### [Passage]
*** Begin section ***

Apple’s new headset fails to excite investors but sends shares of Unity soaring

In case you were not allowed to stop working long enough to tune into Apple’s series of product announcements Monday, let me catch you up: The Cupertino-based technology company has a new device coming out called the Vision Pro. It’s an augmented reality headset that, while it looks pretty spiffy and is packed with neat tech, is both expensive and not coming to its first market until early next year.

Given the sheer amount of anticipation that the Apple headset brought along with it, you might be slightly underwhelmed to learn that the Vision Pro will cost $3,499, and if you are not in the United States, it will take a rather long time to make it to your door.

Investors in Apple shares bid the company’s stock to all-time highs ahead of the event. During the product informercial, shares of the company held up for a period, before losing steam along with the rest of the Nasdaq composite index.

Observe the following chart, set to track percentage changes during the day:

By my notes, the Apple headset bit kicked off around 2:20 p.m. to 2:25 p.m. ET, which you can spy as a nice little wiggle in the chart. However, if Apple shareholders had hoped that the actual announcement of the Vision Pro device would bolster the value of their holdings, they were disappointed. Some headlines are already linking the headset’s launch to Apple’s falling share price. Alas.

But not everyone was so bummed. After Unity got a shoutout for integrating its software with the new Apple device, its shares went straight up. Here’s the same chart as above but tweaked to also include Unity’s stock:

That is what it looks like when a piece of product news gets investors excited.

So what?

*** End section ***

### [Excerpted data]
*** Begin section ***

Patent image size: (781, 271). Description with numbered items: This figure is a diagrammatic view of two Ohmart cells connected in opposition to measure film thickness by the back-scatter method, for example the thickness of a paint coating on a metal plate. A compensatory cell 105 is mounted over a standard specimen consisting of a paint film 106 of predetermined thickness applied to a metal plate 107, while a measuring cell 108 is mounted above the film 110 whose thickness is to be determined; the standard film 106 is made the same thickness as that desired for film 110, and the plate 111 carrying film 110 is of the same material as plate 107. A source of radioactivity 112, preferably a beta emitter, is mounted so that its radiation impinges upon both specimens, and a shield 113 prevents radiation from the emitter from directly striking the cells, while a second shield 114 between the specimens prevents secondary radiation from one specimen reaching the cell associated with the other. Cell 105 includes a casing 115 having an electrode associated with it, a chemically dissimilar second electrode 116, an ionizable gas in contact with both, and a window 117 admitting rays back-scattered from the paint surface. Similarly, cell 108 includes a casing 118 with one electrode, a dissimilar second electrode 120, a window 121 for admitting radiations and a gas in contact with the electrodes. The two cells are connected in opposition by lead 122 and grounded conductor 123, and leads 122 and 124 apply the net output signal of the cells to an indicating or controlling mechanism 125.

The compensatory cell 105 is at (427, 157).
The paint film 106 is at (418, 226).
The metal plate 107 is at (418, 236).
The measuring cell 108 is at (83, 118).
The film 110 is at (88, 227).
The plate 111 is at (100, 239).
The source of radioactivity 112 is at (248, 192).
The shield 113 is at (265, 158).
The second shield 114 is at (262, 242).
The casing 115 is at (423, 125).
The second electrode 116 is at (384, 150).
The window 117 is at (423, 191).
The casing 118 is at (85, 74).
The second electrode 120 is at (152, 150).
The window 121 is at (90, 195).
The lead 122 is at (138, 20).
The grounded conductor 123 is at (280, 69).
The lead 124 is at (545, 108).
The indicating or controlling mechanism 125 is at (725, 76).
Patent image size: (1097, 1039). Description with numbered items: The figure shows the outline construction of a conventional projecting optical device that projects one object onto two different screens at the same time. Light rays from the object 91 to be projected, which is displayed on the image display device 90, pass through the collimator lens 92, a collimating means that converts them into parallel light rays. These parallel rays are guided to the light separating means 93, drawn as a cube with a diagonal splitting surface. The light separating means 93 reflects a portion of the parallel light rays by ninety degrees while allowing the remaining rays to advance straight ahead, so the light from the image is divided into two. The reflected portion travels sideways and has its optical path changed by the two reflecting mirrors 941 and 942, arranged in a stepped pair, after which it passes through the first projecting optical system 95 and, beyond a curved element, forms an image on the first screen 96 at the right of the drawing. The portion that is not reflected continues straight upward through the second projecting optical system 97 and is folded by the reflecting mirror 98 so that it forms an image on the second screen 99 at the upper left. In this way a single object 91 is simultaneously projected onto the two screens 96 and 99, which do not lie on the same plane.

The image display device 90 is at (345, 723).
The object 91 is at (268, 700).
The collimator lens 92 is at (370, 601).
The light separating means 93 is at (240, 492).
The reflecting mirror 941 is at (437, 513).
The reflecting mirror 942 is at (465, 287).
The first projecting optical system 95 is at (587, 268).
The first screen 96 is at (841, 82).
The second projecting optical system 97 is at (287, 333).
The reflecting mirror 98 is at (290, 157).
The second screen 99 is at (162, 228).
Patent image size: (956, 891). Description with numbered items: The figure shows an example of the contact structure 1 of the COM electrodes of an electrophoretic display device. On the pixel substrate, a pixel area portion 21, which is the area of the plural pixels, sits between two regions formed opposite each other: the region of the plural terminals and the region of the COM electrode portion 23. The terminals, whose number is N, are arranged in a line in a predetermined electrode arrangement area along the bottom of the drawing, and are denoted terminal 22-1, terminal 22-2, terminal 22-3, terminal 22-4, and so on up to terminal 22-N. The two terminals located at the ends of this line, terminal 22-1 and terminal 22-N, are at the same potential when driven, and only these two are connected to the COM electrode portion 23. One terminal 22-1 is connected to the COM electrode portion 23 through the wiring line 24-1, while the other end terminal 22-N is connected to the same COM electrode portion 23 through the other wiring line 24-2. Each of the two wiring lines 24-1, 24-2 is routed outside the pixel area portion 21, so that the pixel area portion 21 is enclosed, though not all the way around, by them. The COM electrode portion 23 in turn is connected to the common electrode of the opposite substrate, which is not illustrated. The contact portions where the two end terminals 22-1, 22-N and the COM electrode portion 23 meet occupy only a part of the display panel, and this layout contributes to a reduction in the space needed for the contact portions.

*** End section ***

### [Work instructions]
In the article about Apple's headset, what price will the Vision Pro sell for?

### [Finished exercise]
$3,499